*Consignes de l'exercice*.
Poursuivez, s'il vous plaît, la déclaration du Sgen-CFDT sur le CDI de mission scientifique à partir de sa dernière phrase.

*Page*.
####################
Comité technique ministériel de l'enseignement supérieur et de la recherche du 18 juin 2021 - Déclaration du Sgen-CFDT sur le projet de décret portant sur la création d’un CDI de mission. Un projet inacceptable qui contrevient aux règles de la fonction publique.
Un nouveau dispositif : le CDI de mission scientifique
Monsieur le DGRH, mesdames et messieurs les membres du CTMESR,
Nous sommes à nouveau réunis pour cette fois-ci être informés du projet de décret qui sera présenté pour avis le 9 juillet, si je ne me trompe pas, au CSFPE.
Vous connaissez la position de la CFDT sur ce nouveau dispositif qui crée un nouveau contrat de droit public à quelques mois de la création par le ministère chargé de la transformation de la fonction publique d’un contrat de projet rejeté par l’ensemble des organisations représentatives.
Je crois d’ailleurs me rappeler que le MESRI avait voulu faire porter par la loi Transformation de la Fonction Publique (LTFP) ce projet de CDI de mission scientifique, qui au final n’y figurait pas. Peut-être parce que le projet avait été refusé à l’époque par le porteur de la loi…
Nous avons vu réapparaître ce même projet dans la LPR. Et là aussi toutes les organisations syndicales ont fait part de leur désaccord. Pas par principe ou posture, mais parce que ce dispositif ne répond pas aux attentes de nos collègues en général et des jeunes chercheurs en particulier.
####################
*Données fournies*.
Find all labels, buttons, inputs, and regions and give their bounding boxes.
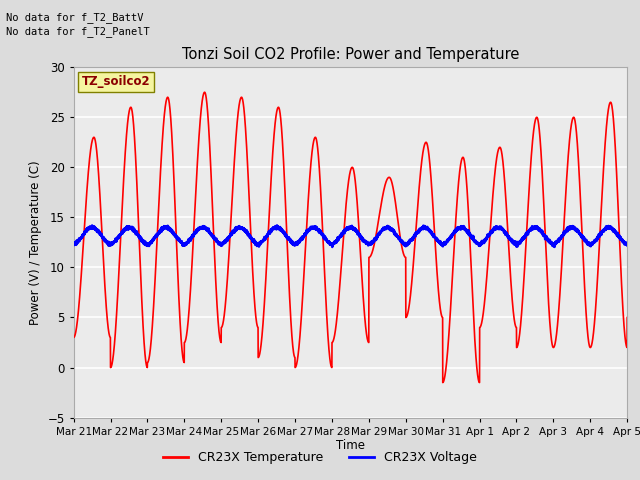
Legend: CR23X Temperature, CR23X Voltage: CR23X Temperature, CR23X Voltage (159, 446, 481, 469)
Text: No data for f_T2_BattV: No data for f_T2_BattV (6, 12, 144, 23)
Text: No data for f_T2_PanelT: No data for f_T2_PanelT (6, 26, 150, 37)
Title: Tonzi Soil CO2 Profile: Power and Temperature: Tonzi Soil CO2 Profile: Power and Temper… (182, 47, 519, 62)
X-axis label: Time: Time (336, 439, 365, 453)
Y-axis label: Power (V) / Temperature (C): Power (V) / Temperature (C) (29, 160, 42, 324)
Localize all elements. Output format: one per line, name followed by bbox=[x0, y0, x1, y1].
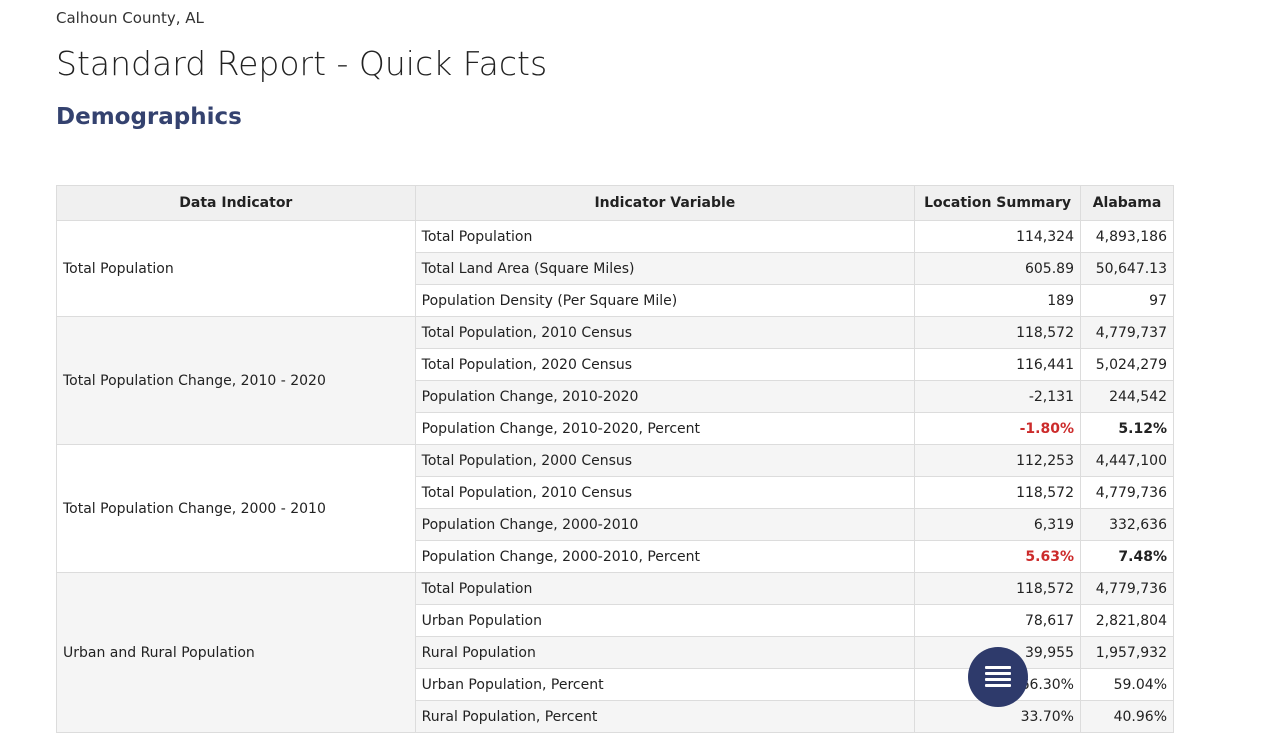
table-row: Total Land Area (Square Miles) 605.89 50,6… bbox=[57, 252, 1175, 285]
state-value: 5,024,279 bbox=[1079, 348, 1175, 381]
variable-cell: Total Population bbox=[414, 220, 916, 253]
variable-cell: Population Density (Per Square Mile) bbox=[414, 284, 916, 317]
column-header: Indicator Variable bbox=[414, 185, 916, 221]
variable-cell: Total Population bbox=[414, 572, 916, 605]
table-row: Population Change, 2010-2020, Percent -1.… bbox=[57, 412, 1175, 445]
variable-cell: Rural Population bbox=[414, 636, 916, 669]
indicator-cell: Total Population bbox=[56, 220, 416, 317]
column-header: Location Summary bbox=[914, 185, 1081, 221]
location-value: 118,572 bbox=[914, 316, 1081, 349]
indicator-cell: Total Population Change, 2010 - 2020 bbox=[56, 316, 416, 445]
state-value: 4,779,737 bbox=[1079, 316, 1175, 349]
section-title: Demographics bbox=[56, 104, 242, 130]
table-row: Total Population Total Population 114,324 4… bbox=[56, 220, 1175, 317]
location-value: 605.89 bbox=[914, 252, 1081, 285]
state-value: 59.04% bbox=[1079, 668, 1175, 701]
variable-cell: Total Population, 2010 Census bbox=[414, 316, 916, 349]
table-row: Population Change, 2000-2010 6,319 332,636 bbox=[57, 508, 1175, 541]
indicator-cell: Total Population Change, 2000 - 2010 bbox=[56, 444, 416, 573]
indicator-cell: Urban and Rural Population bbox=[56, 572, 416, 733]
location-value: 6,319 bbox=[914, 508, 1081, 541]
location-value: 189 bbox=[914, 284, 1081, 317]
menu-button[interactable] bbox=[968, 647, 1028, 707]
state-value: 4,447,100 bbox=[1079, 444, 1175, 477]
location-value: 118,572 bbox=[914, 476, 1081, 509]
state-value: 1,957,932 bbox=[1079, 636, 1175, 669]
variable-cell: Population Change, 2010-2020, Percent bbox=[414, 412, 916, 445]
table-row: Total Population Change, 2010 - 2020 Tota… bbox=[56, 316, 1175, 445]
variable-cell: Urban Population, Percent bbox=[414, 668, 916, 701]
####################
*Réponse attendue*.
Dans le cas du CDD de projet créé par la LTFP, au moins les choses sont claires : il s’agit d’un CDD, il donne donc lieu à une indemnité de fin de contrat. En ce qui nous concerne, vous avez appelé ce nouveau dispositif : CDI de mission scientifique.
Mais soyons directs, il s’agit bel et bien d’un CDD. Car c’est bien ce qu’il est en réalité.
En effet, il a une durée minimale de 6 ans et même s’il peut être renouvelé à l’infini, sa fin est actée : soit par le délai maximum de six ans soit par l’arrêt de la mission y compris avant le délai de sic ans minimum. C’est donc bien un CDD. Mais un CDD dont la durée peut aussi être très longue ! tellement longue qu’elle ressemble étrangement à des missions pérennes.
Et dans le cas d’une mission pérenne, ce sont des agents titulaires qui doivent être recrutés, comme le prévoit l’article 3 du statut général de la fonction publique.
Un décret qui contrevient aux règles de la fonction publique
Ce décret contrevient donc fondamentalement aux règles de la fonction publique, même si vous chercherez tout à l’heure à nous convaincre du contraire et c’est votre rôle.
Mais pour la CFDT, c’est bien un CDD déguisé en CDI.
Sauf que contrairement au CDI de chantier ou d’opération du secteur privé, dont il reprend en partie la trame, ou du CDD de projet de la fonction publique, aucune indemnité de fin de contrat n’est prévue pour le CDI de mission scientifique. Les conventions collectives ou les accords de branche proposent même des indemnités de fin de contrat nettement plus avantageuses (les accords de la métallurgie, par exemple) que celles prévues par le droit du travail.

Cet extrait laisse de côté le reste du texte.